[BLOCO DE TEXTO]
▼▼▼

No desfile Mach33 em Seul, robôs humanoides cruzaram a passarela. Segundo rumores, o custo de cada entrada superou os 120 mil dólares, sem gerar qualquer retorno em vendas. Tal cenário levanta imediatamente questionamentos sobre o real propósito do evento.
A indústria da moda enfrenta uma queda nas margens de lucro e o aumento dos custos de produção. As marcas buscam formas de reduzir gastos com desfiles e atrair a atenção de investidores, em vez de focar nos consumidores. O Mach33 exemplifica justamente essa tentativa: a IA física é apresentada como uma ferramenta do futuro, embora faltem dados concretos sobre a redução de custos.
Os proprietários das empresas de tecnologia que financiam o espetáculo ganham visibilidade e acesso a dados sobre a reação do público. Nesse processo, os estilistas assumem o papel de decoradores, perdendo a posição de autores. A arquitetura comercial do evento sinaliza que a prioridade é o marketing, e não a moda.
A narrativa de "inovação e fusão entre humano e tecnologia" destoa da realidade: os robôs não possuem função prática e apenas mimetizam os movimentos dos modelos. Fornecedores de componentes e desenvolvedores de software garantem os principais contratos, enquanto as marcas de moda pagam pela demonstração.
O consumidor que assiste a um desfile assim não adquire roupas, mas sim a sensação de pertencer a um futuro tecnológico. Isso permite que as marcas prendam a atenção de uma geração que já não reage aos desfiles tradicionais, mas que ainda não está pronta para abandonar os bens físicos.
Na prática, os robôs não influenciam o custo de produção das coleções. Eles apenas confirmam que o capital busca novas vitrines para demonstrar tecnologias, transformando a moda em um campo de testes para a IA, onde o valor real não reside nos metros de tecido ou no tempo de confecção, mas nos dados de resposta da audiência e no potencial de investimento.

▲▲▲

[TAREFA]
Informe quem, segundo o texto sobre o desfile Mach33, garante os principais contratos.

[Registros do conjunto de dados]
▼▼▼

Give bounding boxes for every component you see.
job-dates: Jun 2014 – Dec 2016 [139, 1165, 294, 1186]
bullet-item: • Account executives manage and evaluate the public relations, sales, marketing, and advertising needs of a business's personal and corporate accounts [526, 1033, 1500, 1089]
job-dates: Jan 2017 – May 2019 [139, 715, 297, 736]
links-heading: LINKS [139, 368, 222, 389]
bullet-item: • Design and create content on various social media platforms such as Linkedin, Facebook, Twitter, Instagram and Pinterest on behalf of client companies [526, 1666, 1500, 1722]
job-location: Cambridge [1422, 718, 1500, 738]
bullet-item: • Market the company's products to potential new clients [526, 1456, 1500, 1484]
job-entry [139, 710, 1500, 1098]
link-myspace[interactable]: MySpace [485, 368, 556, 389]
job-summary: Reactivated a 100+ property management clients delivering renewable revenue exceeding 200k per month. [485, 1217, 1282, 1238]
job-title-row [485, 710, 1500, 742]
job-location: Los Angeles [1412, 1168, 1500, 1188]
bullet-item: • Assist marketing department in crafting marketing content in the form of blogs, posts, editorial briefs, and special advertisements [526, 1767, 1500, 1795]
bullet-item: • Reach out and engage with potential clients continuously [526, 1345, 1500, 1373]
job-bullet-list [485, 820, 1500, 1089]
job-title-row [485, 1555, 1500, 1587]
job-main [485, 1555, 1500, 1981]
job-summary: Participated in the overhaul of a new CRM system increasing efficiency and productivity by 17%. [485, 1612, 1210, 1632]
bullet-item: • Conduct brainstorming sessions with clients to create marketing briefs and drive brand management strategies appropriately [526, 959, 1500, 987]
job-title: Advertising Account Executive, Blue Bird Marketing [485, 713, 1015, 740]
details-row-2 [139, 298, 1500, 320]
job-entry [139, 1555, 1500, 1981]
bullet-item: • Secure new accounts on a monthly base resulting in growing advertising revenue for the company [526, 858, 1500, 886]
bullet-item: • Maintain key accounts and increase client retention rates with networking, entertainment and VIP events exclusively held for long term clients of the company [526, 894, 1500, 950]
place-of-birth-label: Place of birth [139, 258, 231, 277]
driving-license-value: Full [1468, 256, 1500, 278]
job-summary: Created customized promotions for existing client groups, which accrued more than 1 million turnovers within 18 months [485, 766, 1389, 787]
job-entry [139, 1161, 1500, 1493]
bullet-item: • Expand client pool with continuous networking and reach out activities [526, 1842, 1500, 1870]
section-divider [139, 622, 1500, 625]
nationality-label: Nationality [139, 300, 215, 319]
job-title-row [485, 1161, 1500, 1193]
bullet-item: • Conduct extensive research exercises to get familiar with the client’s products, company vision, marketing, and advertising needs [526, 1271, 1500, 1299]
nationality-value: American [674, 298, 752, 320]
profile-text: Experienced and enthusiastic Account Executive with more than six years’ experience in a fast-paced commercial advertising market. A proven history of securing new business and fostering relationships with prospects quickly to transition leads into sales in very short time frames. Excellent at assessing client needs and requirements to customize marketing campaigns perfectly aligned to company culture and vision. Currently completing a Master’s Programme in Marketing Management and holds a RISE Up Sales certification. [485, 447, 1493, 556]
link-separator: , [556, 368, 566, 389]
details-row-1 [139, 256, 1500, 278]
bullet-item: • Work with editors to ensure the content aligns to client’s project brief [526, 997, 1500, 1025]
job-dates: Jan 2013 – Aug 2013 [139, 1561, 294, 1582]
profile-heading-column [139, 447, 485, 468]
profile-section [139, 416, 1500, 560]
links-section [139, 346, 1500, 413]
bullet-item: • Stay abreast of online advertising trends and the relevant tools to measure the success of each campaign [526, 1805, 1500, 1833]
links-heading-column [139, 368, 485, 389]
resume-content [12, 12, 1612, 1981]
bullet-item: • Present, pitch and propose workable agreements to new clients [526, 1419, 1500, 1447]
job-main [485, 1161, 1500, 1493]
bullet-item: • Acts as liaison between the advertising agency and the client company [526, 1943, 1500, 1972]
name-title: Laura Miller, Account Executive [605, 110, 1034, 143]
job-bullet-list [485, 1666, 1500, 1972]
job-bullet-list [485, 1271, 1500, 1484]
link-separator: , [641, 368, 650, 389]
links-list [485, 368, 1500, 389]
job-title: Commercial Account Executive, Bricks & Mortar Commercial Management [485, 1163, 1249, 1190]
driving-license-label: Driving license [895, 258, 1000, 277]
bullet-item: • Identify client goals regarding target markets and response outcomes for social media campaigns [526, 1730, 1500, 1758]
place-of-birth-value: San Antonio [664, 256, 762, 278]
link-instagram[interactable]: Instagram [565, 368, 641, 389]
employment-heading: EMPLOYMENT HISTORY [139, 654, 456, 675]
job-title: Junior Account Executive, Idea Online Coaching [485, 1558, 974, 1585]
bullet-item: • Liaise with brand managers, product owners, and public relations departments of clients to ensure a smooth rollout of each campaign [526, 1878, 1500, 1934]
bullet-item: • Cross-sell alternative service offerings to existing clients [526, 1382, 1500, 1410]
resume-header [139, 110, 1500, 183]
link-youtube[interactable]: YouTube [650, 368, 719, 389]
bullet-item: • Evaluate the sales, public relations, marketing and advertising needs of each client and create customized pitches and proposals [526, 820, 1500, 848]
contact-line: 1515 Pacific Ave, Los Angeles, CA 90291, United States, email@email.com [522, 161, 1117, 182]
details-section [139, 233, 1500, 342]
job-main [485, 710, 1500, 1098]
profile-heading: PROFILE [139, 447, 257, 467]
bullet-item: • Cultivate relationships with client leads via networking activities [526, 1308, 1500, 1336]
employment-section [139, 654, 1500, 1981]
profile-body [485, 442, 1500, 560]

▲▲▲

[RESPOSTA ESPERADA]
Os fornecedores de componentes e os desenvolvedores de software.